AIM OF THE EXERCISE.
Find the lines that hold "with". Report only how many there are.

DATA SHOWN.
************
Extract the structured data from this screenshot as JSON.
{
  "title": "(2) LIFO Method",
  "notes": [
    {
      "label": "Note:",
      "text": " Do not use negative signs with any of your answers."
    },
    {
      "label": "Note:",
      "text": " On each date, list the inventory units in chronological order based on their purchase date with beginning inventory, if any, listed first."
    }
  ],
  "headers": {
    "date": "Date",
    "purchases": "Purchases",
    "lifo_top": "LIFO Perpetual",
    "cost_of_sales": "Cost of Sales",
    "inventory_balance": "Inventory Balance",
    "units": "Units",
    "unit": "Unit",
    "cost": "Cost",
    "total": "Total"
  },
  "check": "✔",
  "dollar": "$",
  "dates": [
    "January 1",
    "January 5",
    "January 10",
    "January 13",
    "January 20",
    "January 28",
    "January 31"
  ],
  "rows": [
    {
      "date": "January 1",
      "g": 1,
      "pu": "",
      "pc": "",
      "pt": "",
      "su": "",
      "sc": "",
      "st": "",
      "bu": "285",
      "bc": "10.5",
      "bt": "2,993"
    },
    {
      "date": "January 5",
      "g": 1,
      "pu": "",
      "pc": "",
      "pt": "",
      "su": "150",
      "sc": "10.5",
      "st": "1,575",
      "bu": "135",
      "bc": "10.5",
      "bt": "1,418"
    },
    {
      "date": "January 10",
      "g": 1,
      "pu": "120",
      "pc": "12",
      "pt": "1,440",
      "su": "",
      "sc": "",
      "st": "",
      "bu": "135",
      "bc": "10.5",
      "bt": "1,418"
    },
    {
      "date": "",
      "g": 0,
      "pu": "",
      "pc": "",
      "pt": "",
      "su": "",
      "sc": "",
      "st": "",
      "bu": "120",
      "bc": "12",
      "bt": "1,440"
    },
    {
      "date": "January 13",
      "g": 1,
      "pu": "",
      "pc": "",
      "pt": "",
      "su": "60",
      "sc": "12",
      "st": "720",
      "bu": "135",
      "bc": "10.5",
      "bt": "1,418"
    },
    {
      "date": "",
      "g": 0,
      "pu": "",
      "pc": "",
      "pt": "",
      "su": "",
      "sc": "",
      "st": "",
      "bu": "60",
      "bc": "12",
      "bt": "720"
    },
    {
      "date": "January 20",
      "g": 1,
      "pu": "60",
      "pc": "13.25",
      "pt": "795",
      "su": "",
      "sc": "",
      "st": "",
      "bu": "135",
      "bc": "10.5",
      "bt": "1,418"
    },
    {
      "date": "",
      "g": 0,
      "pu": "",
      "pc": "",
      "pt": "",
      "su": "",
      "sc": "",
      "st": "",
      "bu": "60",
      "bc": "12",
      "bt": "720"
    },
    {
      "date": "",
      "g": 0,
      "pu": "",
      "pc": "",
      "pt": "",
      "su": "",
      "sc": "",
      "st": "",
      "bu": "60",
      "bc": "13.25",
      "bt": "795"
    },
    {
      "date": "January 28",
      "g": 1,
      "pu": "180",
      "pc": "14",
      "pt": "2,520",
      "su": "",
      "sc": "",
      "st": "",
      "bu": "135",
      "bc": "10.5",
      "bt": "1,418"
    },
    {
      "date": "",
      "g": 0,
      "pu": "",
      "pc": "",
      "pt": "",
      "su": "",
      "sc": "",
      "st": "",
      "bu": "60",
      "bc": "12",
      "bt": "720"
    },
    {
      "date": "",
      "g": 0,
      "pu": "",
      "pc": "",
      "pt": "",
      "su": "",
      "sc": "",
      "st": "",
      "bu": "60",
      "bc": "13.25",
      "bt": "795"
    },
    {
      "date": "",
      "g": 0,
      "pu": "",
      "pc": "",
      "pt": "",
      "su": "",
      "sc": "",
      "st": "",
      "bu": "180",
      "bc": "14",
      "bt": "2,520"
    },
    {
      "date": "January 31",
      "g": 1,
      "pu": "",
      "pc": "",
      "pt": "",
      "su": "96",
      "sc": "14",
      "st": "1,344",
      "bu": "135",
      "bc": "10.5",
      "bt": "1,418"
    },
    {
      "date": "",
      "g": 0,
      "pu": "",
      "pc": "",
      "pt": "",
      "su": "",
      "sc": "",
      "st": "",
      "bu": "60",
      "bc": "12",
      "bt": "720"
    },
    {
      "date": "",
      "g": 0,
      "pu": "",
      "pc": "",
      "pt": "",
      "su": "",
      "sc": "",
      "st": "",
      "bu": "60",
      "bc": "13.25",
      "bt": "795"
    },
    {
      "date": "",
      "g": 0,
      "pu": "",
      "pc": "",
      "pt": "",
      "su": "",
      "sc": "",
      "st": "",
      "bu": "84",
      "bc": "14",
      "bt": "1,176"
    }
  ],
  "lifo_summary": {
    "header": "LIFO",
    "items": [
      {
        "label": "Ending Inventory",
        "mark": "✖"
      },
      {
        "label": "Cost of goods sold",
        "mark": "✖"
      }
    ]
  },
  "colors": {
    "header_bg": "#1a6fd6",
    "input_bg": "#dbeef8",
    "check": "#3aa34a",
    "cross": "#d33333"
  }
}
************
EXERCISE RESULT.
2